Stored data

* start *

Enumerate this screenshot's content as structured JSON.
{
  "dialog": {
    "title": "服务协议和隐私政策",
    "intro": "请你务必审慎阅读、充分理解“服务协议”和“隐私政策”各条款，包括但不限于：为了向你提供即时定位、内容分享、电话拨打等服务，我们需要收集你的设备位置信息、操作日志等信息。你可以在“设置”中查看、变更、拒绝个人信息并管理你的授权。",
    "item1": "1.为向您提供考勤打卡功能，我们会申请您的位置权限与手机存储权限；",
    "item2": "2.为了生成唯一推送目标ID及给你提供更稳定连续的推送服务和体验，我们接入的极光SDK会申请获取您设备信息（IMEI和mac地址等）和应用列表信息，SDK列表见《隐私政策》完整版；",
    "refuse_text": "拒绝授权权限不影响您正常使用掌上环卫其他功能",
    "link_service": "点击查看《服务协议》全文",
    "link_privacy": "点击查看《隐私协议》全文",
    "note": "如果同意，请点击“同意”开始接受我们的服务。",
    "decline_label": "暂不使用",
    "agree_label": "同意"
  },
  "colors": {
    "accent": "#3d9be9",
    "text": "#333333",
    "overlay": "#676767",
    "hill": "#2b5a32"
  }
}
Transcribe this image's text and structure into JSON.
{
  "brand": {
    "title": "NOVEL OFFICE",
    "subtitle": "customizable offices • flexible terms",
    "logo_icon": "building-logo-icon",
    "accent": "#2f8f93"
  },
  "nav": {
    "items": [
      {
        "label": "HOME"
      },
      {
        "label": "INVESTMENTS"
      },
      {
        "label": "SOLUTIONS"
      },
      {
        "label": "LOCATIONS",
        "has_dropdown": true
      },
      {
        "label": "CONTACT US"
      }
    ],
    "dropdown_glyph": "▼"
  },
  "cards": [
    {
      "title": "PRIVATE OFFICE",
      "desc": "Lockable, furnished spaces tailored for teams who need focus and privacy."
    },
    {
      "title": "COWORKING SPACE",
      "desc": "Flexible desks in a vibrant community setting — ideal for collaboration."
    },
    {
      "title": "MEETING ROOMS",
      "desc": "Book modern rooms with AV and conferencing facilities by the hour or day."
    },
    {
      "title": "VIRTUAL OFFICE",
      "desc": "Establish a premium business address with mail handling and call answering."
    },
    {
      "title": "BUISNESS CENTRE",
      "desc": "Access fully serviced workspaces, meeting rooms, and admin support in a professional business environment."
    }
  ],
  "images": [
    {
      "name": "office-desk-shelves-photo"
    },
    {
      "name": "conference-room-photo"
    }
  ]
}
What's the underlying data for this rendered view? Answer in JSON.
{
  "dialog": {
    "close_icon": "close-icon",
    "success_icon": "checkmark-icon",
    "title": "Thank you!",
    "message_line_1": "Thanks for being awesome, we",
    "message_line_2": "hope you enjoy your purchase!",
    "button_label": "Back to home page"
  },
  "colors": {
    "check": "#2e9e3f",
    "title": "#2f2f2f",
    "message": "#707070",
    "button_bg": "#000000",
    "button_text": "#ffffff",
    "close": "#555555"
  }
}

* end *

** TASK GOAL **
Where a line in the material above holds "JSON", copy that line.

** FINAL RESULT **
Enumerate this screenshot's content as structured JSON.
Transcribe this image's text and structure into JSON.
What's the underlying data for this rendered view? Answer in JSON.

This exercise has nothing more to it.